Exercise instructions. Look through the listing for the word "marker". Copy each line that has it.
* BEGIN *
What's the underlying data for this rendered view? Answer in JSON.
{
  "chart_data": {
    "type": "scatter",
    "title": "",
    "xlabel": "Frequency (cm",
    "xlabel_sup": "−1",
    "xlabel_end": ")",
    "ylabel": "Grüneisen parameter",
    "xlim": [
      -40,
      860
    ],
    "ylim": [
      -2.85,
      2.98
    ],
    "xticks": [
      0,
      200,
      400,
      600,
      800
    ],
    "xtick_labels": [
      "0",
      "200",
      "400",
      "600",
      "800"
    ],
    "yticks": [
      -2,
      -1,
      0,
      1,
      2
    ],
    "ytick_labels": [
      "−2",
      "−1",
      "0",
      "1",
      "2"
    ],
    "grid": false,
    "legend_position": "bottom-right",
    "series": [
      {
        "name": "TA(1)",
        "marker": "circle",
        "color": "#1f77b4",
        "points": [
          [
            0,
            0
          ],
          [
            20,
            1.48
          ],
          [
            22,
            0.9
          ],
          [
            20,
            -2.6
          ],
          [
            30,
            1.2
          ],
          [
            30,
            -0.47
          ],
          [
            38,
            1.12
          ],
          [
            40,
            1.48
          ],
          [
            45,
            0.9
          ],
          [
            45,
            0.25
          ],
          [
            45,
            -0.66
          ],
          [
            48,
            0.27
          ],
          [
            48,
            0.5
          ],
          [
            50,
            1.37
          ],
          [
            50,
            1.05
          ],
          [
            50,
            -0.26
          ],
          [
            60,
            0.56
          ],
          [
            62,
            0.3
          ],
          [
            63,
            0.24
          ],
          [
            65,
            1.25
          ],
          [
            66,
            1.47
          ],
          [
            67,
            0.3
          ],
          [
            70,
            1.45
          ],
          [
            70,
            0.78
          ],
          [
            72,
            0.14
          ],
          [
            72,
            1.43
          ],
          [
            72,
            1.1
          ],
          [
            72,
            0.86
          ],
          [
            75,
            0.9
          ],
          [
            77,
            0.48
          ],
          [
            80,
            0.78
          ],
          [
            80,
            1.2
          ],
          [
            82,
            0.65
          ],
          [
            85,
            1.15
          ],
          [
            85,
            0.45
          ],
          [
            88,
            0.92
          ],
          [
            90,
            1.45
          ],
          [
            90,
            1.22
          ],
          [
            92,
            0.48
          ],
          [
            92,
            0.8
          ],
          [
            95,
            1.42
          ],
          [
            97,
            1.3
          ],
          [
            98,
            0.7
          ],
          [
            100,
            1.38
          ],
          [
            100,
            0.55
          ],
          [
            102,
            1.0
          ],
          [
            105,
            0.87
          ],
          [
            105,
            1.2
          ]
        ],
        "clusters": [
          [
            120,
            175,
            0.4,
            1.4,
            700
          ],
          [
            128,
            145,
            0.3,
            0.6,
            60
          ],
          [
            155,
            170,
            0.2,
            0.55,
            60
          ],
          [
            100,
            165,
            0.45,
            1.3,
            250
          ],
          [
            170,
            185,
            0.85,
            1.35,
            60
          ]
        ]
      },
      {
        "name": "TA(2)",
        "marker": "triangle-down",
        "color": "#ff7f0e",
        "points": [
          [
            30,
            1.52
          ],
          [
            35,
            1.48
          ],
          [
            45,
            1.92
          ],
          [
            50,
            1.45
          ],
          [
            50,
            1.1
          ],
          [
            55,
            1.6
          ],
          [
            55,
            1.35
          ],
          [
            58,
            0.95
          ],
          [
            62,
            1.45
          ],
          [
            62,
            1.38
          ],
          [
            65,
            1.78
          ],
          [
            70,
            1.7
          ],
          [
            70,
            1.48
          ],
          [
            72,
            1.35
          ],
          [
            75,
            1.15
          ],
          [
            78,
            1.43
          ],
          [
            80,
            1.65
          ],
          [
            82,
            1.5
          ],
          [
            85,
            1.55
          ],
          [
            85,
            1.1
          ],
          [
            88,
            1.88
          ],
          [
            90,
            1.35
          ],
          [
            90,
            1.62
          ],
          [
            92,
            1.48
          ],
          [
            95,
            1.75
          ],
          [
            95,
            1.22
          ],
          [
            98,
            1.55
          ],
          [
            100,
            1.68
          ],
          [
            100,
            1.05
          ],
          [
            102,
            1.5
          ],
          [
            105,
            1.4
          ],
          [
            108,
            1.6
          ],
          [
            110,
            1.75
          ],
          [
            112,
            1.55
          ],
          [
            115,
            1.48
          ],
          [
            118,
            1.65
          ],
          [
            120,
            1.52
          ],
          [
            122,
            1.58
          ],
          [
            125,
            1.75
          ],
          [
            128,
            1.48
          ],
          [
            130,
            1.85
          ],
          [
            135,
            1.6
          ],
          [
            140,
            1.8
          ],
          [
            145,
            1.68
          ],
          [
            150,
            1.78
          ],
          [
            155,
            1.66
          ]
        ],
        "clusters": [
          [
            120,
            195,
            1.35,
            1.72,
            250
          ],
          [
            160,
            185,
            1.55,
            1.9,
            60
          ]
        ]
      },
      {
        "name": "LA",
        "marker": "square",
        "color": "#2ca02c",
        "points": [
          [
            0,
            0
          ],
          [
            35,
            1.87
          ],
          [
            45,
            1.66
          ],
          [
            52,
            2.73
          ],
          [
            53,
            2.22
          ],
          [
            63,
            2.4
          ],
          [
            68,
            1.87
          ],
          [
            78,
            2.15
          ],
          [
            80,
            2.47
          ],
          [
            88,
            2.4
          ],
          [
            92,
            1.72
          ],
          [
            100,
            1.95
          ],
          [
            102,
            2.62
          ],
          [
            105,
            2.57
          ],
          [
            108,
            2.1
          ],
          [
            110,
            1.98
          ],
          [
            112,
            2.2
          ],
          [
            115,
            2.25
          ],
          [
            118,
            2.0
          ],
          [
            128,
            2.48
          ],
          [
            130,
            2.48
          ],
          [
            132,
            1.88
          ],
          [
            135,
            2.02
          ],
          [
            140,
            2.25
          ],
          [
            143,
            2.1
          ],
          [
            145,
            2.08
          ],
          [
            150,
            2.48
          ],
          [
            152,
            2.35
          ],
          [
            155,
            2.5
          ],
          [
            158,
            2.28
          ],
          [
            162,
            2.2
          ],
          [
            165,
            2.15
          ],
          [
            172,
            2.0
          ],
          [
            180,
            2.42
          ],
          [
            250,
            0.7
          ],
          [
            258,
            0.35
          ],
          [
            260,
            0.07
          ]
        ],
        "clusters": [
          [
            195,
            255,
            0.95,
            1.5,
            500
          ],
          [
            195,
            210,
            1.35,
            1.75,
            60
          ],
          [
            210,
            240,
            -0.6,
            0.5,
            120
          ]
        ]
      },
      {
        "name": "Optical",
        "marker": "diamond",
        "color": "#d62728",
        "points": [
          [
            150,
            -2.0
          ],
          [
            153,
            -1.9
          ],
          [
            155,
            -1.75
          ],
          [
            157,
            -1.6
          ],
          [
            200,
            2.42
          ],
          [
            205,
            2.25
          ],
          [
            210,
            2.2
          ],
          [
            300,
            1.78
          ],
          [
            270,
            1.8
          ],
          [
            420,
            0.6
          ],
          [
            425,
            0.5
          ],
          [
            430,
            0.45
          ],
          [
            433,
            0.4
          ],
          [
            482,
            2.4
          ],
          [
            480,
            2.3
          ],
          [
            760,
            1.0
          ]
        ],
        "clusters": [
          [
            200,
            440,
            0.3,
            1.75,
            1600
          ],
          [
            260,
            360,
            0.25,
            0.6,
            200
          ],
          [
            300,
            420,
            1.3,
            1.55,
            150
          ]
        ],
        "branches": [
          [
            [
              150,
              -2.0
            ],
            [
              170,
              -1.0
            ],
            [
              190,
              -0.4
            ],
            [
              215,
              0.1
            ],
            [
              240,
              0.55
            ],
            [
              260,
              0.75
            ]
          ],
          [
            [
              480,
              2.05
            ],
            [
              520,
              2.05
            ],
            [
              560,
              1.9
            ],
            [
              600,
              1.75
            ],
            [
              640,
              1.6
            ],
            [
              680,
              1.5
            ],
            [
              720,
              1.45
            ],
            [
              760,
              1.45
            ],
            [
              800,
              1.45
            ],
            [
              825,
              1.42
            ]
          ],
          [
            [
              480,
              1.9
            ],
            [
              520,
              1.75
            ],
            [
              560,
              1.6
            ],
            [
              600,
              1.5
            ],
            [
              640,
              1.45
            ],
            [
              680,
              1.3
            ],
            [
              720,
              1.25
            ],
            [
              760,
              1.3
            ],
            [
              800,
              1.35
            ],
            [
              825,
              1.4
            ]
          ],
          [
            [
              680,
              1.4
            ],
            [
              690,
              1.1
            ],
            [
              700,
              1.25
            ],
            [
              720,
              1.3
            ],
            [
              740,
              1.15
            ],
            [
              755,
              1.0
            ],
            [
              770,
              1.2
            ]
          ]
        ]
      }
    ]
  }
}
* END *
The response.
        "marker": "circle",
        "marker": "triangle-down",
        "marker": "square",
        "marker": "diamond",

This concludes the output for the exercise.